(Collected data)
►
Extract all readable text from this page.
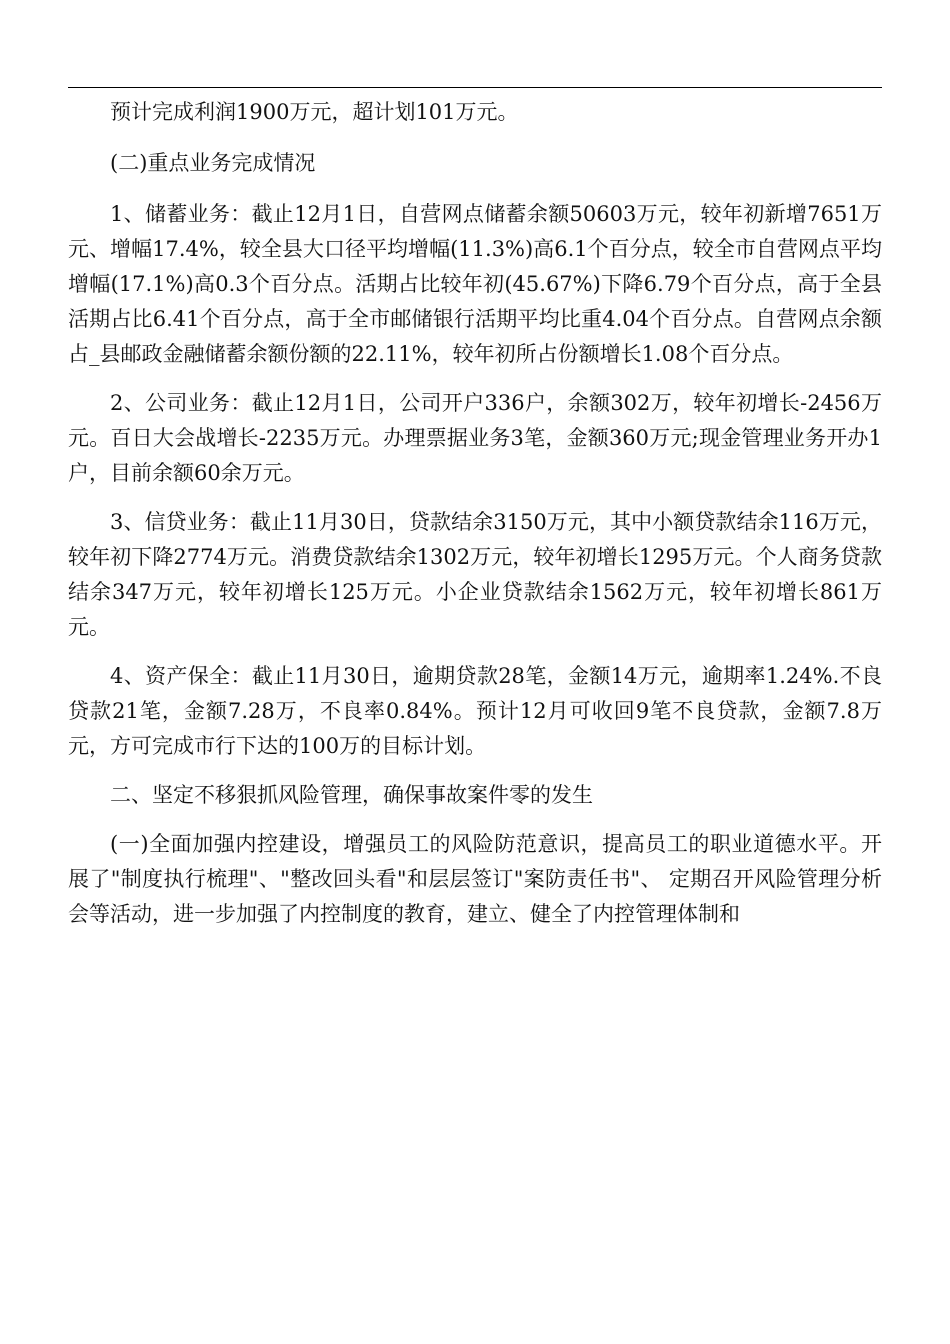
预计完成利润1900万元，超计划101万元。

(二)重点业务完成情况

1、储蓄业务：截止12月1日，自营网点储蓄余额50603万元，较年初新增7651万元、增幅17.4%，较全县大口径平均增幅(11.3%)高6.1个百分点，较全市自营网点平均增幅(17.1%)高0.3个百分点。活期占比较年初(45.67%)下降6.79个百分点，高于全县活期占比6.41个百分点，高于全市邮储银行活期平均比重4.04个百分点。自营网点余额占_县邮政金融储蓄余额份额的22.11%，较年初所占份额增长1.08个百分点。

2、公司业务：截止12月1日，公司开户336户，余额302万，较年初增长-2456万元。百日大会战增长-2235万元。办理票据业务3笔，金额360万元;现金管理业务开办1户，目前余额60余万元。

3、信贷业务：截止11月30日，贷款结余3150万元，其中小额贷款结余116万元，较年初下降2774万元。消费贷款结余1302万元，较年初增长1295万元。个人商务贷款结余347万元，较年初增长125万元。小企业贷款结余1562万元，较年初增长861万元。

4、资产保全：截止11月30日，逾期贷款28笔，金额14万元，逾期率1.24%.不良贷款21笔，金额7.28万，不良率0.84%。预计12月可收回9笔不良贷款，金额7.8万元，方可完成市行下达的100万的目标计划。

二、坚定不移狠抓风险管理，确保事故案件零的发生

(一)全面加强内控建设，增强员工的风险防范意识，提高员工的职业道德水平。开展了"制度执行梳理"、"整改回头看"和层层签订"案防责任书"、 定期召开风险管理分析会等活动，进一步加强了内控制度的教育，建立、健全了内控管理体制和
◄
Exercise directions: Without the pictures, restate all the entries above exactly.

Written response:
Extract all readable text from this page.
预计完成利润1900万元，超计划101万元。

(二)重点业务完成情况

1、储蓄业务：截止12月1日，自营网点储蓄余额50603万元，较年初新增7651万元、增幅17.4%，较全县大口径平均增幅(11.3%)高6.1个百分点，较全市自营网点平均增幅(17.1%)高0.3个百分点。活期占比较年初(45.67%)下降6.79个百分点，高于全县活期占比6.41个百分点，高于全市邮储银行活期平均比重4.04个百分点。自营网点余额占_县邮政金融储蓄余额份额的22.11%，较年初所占份额增长1.08个百分点。

2、公司业务：截止12月1日，公司开户336户，余额302万，较年初增长-2456万元。百日大会战增长-2235万元。办理票据业务3笔，金额360万元;现金管理业务开办1户，目前余额60余万元。

3、信贷业务：截止11月30日，贷款结余3150万元，其中小额贷款结余116万元，较年初下降2774万元。消费贷款结余1302万元，较年初增长1295万元。个人商务贷款结余347万元，较年初增长125万元。小企业贷款结余1562万元，较年初增长861万元。

4、资产保全：截止11月30日，逾期贷款28笔，金额14万元，逾期率1.24%.不良贷款21笔，金额7.28万，不良率0.84%。预计12月可收回9笔不良贷款，金额7.8万元，方可完成市行下达的100万的目标计划。

二、坚定不移狠抓风险管理，确保事故案件零的发生

(一)全面加强内控建设，增强员工的风险防范意识，提高员工的职业道德水平。开展了"制度执行梳理"、"整改回头看"和层层签订"案防责任书"、 定期召开风险管理分析会等活动，进一步加强了内控制度的教育，建立、健全了内控管理体制和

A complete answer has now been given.